OBJECTIVE:
Only a number is wanted: how many lines in these records contain the word "gościa"?

# START OF INPUT ROWS

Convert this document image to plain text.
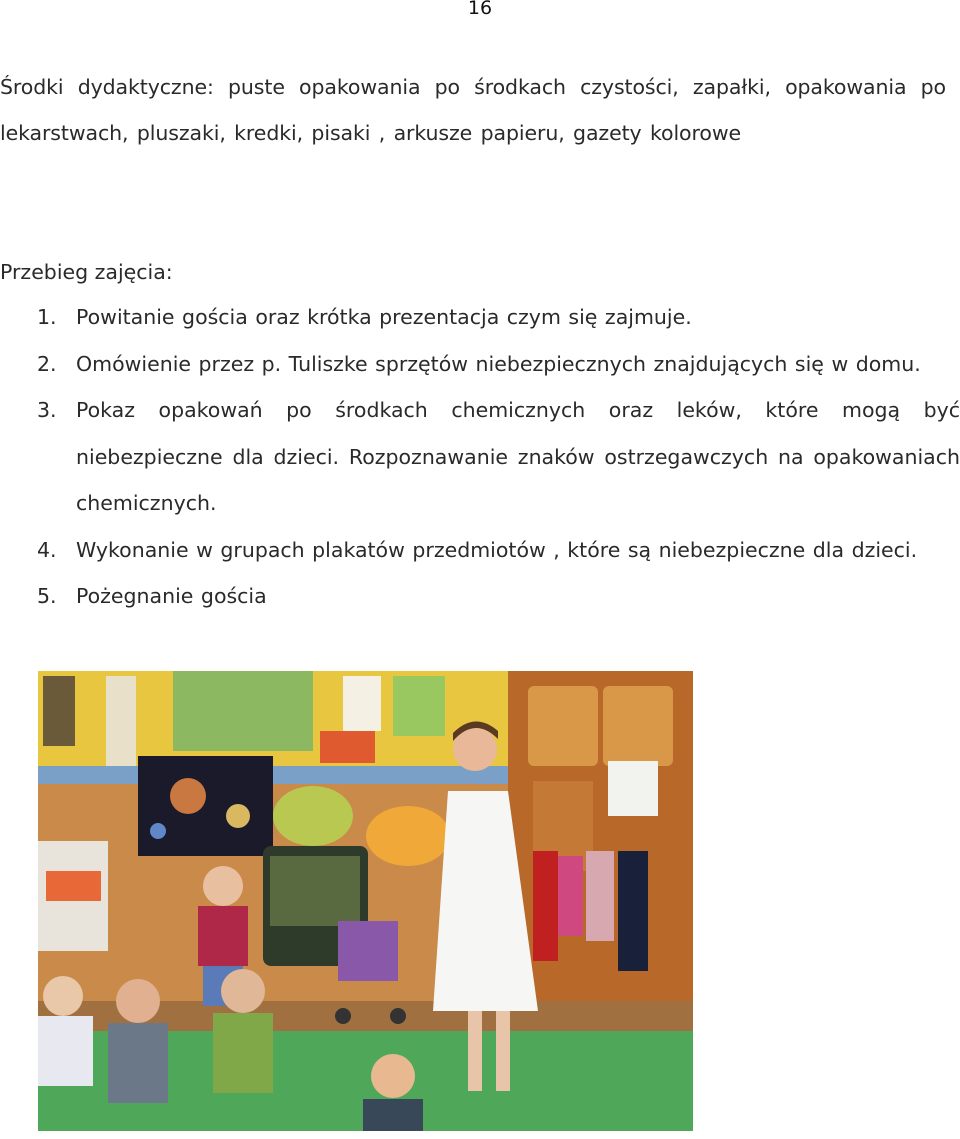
16

Środki dydaktyczne: puste opakowania po środkach czystości, zapałki, opakowania po lekarstwach, pluszaki, kredki, pisaki , arkusze papieru, gazety kolorowe

Przebieg zajęcia:
1. Powitanie gościa oraz krótka prezentacja czym się zajmuje.
2. Omówienie przez p. Tuliszke sprzętów niebezpiecznych znajdujących się w domu.
3. Pokaz opakowań po środkach chemicznych oraz leków, które mogą być niebezpieczne dla dzieci. Rozpoznawanie znaków ostrzegawczych na opakowaniach chemicznych.
4. Wykonanie w grupach plakatów przedmiotów , które są niebezpieczne dla dzieci.
5. Pożegnanie gościa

# END OF INPUT ROWS

EXERCISE RESPONSE:
2